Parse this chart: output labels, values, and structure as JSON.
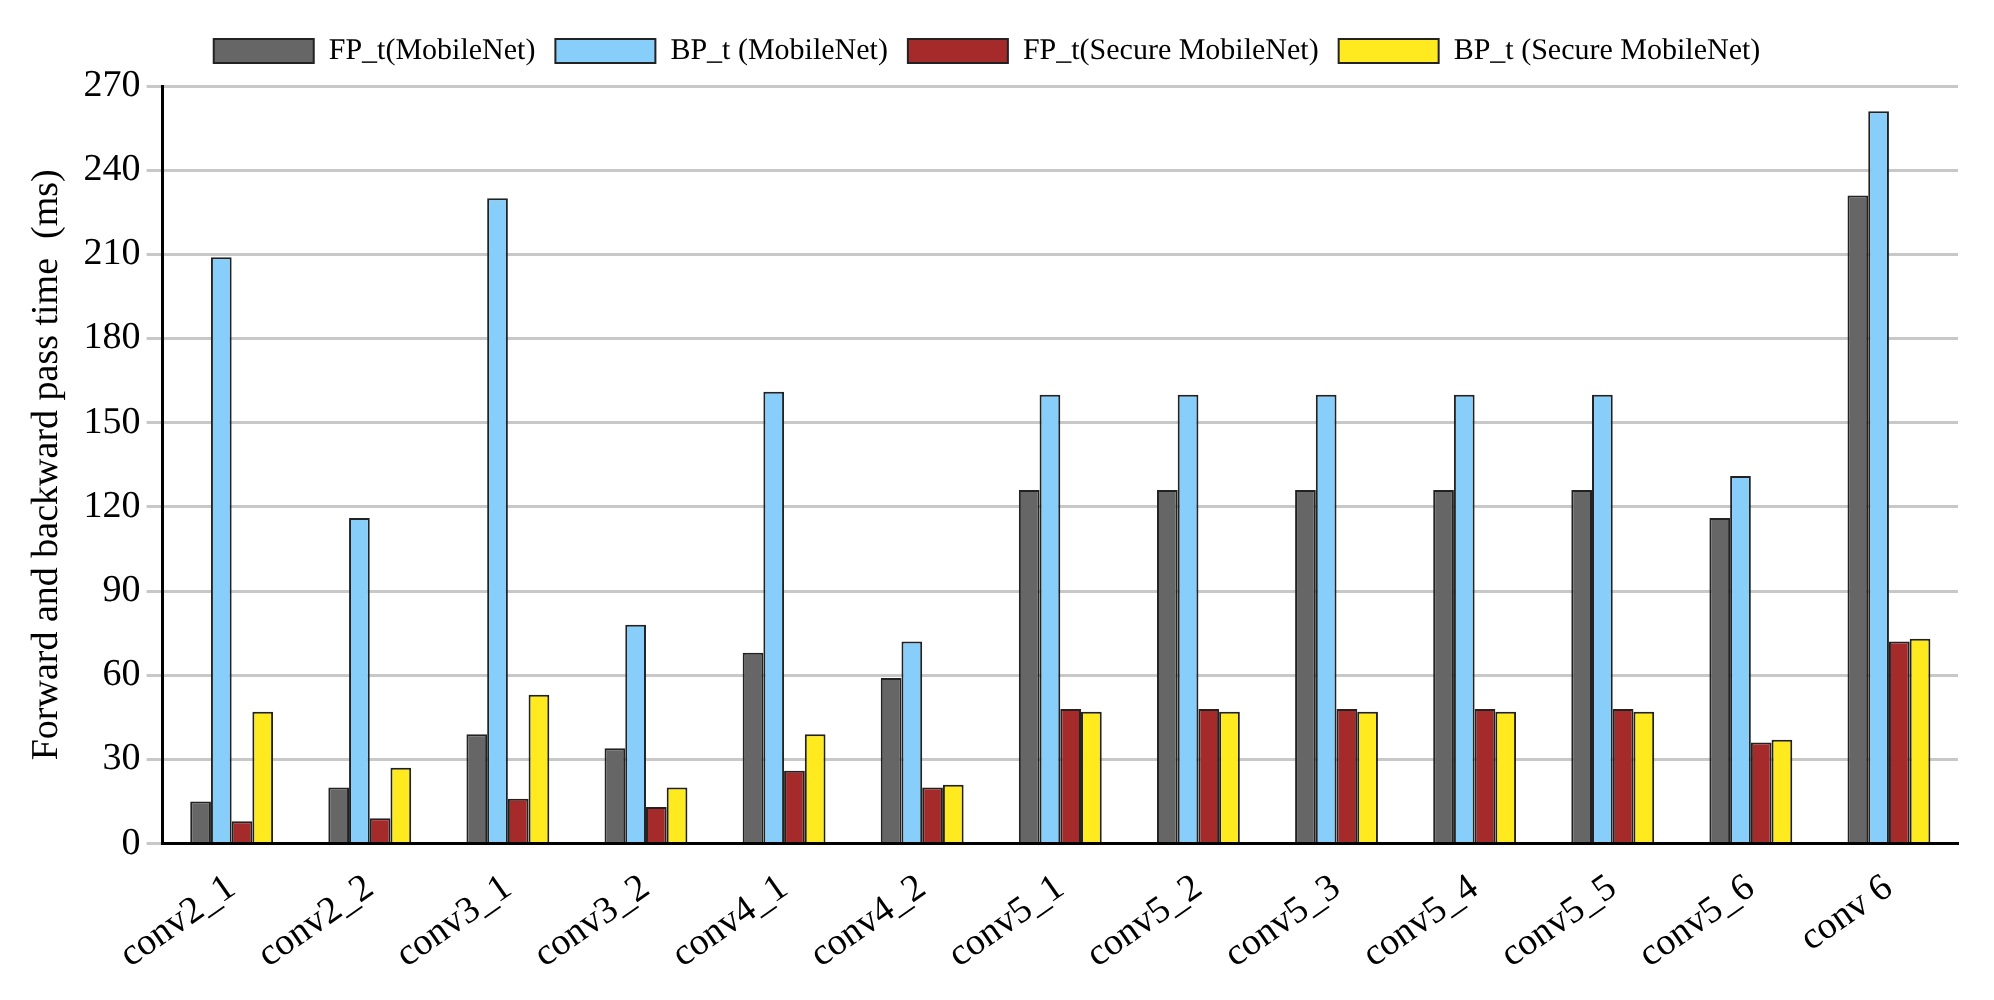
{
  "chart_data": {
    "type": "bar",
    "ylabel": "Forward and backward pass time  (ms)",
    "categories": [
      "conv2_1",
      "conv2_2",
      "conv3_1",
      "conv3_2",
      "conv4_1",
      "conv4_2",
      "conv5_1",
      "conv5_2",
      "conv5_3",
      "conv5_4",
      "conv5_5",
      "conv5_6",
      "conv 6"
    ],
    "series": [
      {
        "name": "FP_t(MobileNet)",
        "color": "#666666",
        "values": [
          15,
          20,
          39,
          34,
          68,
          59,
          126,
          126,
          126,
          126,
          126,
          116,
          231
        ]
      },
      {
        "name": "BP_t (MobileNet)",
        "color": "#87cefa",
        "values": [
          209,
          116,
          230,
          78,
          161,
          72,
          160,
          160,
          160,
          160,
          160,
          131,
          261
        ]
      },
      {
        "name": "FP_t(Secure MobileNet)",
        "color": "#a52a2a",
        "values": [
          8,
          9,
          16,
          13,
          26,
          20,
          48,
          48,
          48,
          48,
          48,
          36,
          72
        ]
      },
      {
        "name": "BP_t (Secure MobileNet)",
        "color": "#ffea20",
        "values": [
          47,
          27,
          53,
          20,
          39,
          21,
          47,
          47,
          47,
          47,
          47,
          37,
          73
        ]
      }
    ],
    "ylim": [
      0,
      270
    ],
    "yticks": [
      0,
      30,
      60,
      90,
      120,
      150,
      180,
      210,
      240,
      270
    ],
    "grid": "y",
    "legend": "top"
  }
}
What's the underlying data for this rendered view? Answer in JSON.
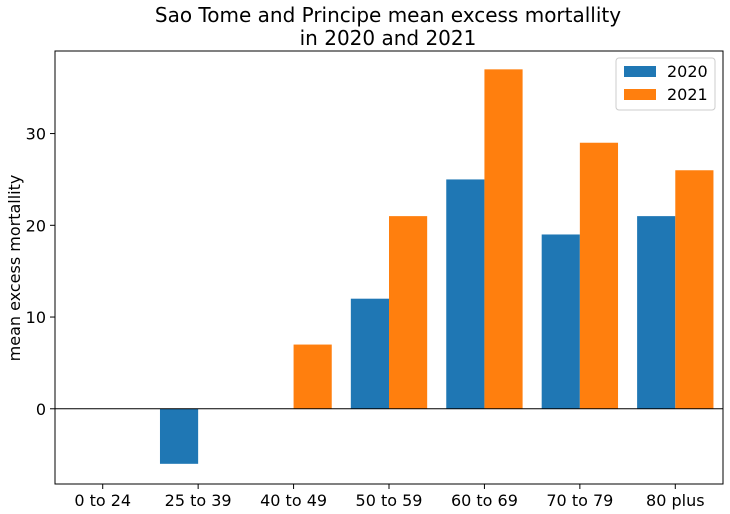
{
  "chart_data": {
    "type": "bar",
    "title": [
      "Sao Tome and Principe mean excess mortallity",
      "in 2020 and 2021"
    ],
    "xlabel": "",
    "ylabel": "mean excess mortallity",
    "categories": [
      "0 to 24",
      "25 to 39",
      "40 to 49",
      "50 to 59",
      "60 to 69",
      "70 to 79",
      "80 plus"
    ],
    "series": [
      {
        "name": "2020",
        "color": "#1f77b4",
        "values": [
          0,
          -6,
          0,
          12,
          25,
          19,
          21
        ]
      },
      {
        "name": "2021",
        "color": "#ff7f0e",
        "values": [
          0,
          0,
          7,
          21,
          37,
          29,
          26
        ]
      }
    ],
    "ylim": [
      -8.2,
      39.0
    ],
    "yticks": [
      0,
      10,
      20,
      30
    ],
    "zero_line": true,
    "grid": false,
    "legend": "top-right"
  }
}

# # #

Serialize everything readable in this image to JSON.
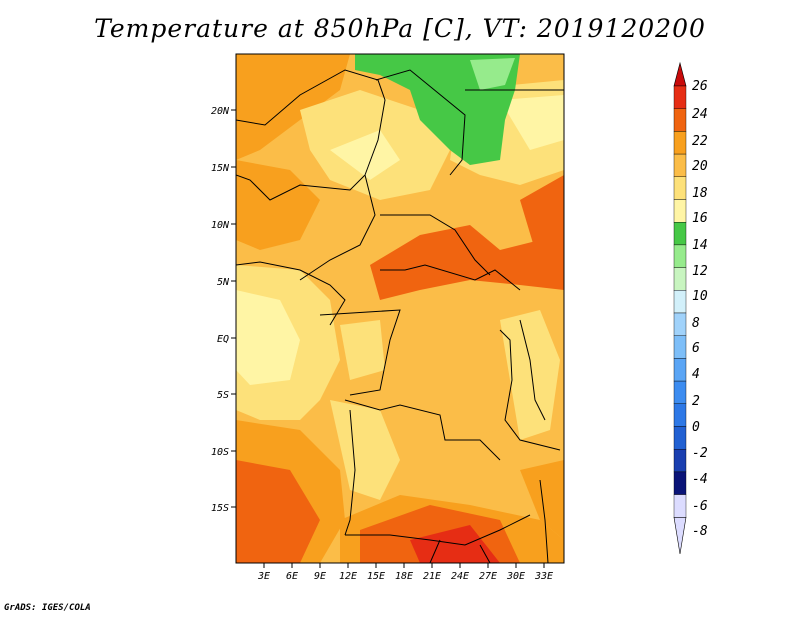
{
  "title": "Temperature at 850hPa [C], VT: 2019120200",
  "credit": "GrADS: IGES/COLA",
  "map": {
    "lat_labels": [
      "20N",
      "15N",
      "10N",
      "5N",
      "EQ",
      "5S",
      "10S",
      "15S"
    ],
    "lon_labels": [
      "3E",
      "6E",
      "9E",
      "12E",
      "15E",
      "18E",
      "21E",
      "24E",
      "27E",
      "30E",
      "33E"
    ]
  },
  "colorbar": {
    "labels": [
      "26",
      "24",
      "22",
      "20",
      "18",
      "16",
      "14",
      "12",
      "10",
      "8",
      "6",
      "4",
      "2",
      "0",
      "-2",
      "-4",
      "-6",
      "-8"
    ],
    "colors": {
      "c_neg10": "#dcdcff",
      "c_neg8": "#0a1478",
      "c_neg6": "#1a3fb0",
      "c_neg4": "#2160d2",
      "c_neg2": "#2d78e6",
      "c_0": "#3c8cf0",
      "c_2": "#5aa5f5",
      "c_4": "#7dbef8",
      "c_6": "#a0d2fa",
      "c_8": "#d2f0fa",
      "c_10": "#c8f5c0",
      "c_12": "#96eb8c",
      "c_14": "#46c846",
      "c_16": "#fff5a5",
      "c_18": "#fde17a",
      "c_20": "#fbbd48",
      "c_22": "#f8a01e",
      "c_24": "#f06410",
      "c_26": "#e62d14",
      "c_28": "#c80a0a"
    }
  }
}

# # #

- **GOAL**:
Copy all lines of the material above where the string "Secure" occurs.

- **TASK SOLUTION**:
        "name": "FP_t(Secure MobileNet)",
        "name": "BP_t (Secure MobileNet)",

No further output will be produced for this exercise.